Exercise prompt: Only the lines holding the string "newsletter" are needed. Copy each one.

Listed records:
- - - - - - -
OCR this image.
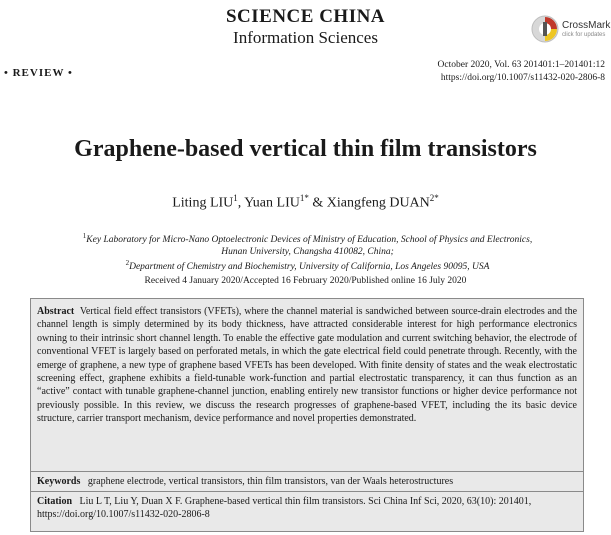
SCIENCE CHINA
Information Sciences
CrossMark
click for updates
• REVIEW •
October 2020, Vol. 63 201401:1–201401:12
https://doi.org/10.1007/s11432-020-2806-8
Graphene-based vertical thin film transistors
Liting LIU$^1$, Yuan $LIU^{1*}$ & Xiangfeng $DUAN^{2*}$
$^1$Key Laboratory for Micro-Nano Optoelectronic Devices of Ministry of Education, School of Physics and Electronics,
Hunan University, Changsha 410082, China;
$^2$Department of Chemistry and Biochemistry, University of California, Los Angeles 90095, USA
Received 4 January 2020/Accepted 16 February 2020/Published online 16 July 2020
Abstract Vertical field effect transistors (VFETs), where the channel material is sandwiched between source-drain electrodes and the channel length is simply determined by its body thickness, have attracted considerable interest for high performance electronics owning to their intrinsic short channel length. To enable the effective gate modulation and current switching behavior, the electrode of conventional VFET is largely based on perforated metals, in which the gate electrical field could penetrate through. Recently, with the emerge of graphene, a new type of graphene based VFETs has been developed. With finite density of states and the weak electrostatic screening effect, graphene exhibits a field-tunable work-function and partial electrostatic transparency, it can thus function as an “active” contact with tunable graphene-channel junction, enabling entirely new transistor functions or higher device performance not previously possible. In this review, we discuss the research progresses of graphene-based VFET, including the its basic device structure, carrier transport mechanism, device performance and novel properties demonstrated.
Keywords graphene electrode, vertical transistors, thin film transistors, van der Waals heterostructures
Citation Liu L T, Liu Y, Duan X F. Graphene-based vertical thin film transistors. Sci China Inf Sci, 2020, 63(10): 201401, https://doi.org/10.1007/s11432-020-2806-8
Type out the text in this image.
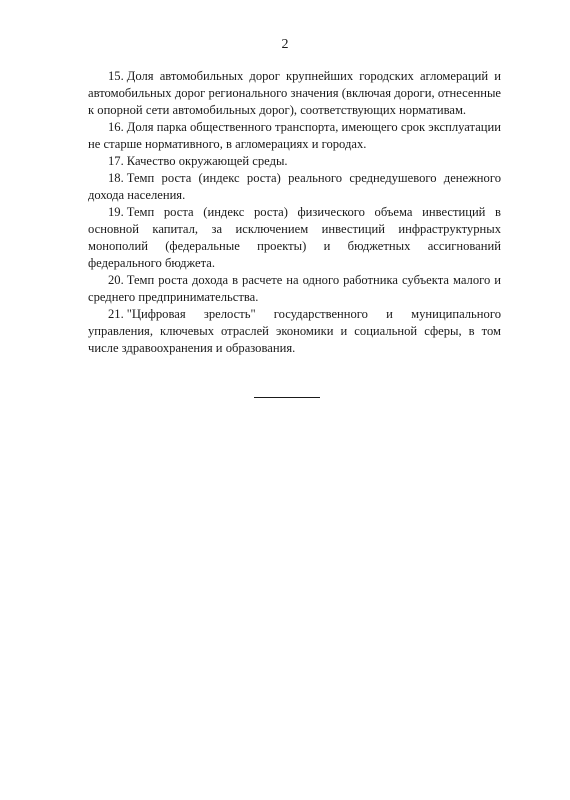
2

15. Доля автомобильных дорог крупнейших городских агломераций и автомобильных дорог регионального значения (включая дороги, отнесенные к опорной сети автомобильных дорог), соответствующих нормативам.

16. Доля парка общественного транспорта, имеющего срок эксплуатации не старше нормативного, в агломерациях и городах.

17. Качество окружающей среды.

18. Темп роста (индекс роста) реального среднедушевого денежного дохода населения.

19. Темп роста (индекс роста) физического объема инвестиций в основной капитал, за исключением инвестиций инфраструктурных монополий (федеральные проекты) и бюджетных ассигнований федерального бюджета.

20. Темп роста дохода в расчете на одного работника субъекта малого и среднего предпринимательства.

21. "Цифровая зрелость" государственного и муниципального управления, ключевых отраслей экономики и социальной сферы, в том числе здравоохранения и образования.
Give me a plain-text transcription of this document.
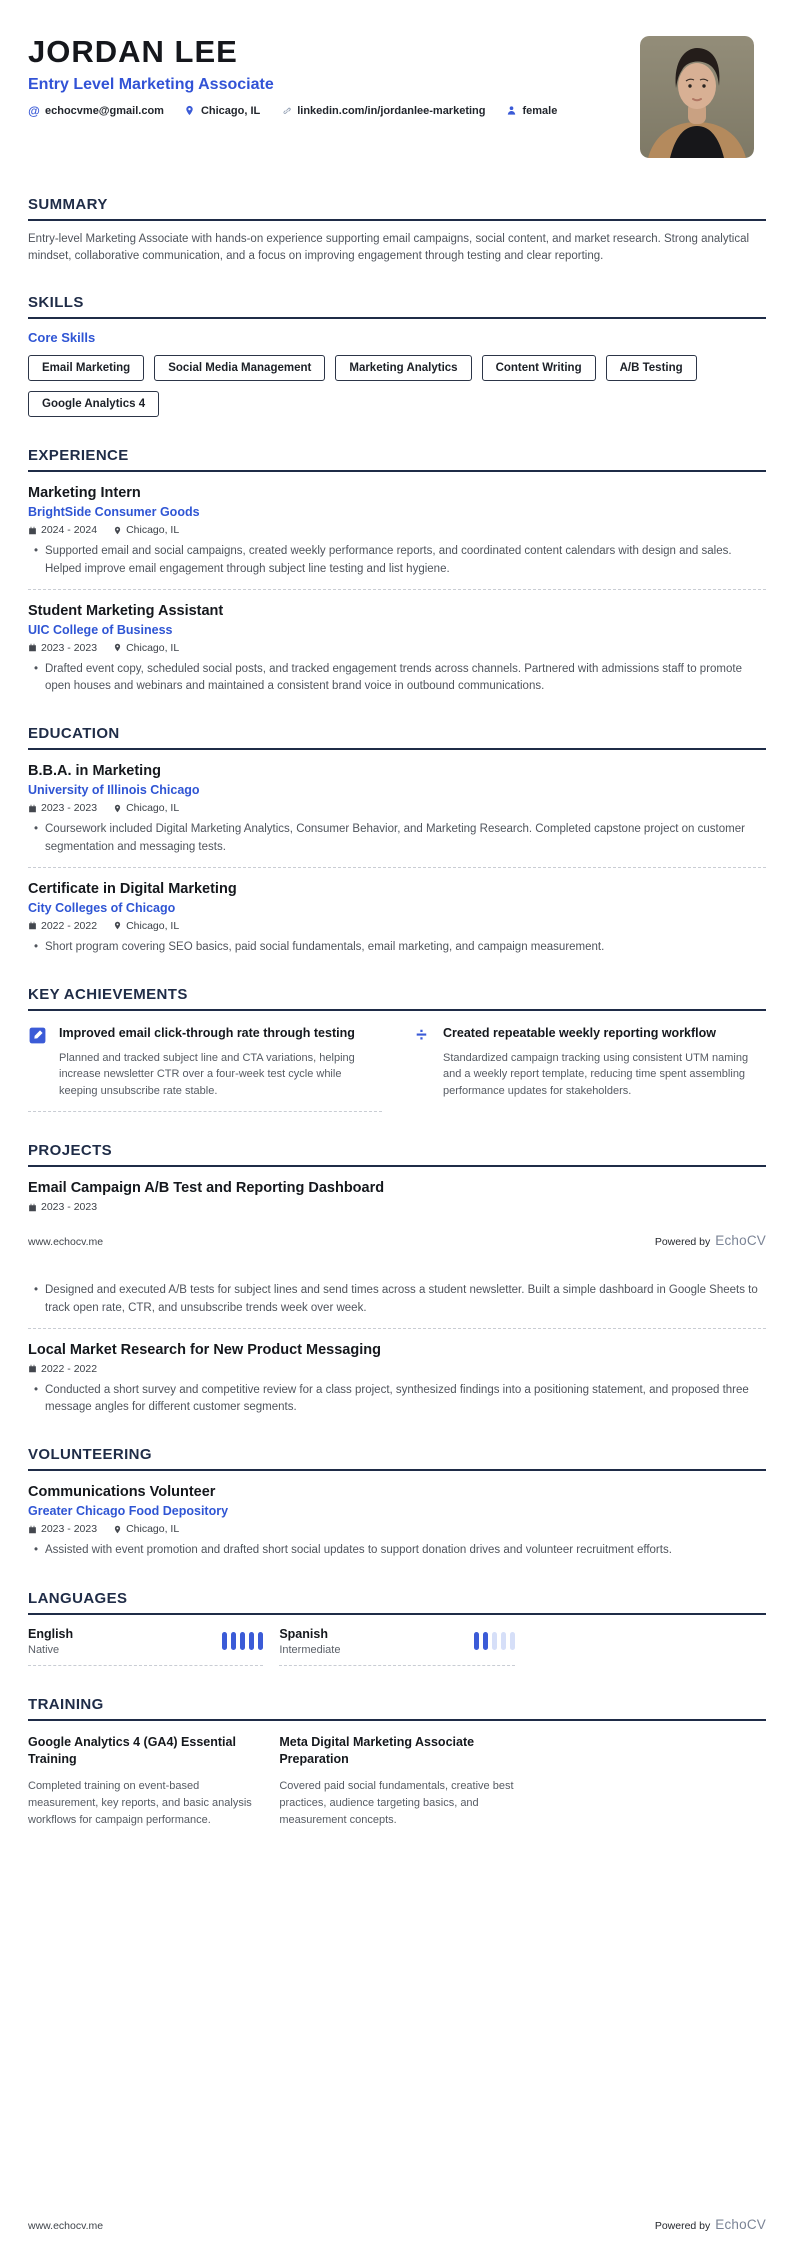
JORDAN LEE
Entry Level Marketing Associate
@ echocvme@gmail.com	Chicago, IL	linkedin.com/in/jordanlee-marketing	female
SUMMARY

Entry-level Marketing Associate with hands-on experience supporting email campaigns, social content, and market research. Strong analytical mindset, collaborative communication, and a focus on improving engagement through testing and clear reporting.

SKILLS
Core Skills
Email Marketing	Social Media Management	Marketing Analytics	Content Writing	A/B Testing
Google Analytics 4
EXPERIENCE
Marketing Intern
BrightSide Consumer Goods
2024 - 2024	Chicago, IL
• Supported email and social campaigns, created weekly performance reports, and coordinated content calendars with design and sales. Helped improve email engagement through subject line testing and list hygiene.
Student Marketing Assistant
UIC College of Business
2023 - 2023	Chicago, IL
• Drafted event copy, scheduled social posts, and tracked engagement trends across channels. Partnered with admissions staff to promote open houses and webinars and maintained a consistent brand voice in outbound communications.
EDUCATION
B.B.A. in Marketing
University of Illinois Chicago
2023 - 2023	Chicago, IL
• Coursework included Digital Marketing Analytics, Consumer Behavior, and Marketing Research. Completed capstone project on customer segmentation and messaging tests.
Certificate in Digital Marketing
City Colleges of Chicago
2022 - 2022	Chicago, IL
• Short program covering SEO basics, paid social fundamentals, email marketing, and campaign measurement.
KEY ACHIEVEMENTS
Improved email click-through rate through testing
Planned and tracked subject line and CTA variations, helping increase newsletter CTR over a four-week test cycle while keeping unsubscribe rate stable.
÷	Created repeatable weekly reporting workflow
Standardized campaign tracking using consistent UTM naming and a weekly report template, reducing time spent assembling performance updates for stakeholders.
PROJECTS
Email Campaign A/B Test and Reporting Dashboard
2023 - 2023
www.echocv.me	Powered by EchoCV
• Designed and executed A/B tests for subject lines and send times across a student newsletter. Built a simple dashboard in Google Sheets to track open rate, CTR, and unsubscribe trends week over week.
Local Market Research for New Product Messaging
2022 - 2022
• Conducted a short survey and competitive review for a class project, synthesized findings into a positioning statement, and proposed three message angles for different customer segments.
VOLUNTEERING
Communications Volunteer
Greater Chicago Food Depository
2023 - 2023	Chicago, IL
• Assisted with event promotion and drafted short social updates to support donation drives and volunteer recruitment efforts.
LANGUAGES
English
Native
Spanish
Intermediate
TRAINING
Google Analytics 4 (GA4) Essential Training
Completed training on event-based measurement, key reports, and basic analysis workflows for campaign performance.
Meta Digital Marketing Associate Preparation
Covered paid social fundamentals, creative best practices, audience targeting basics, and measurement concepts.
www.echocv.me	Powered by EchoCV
- - - - - - -
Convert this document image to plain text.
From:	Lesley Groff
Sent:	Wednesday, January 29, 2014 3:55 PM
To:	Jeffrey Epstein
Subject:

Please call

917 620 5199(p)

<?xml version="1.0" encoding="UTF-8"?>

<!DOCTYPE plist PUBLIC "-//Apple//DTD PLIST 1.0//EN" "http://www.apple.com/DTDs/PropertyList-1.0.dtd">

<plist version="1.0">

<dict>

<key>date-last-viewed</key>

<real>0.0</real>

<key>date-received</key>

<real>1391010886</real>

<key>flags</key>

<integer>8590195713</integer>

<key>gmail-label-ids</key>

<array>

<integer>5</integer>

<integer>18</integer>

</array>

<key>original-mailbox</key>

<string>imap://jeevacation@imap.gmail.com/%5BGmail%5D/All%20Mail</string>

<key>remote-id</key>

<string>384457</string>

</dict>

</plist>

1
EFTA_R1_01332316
- - - - - - -
Expected answer:
Planned and tracked subject line and CTA variations, helping increase newsletter CTR over a four-week test cycle while keeping unsubscribe rate stable.
• Designed and executed A/B tests for subject lines and send times across a student newsletter. Built a simple dashboard in Google Sheets to track open rate, CTR, and unsubscribe trends week over week.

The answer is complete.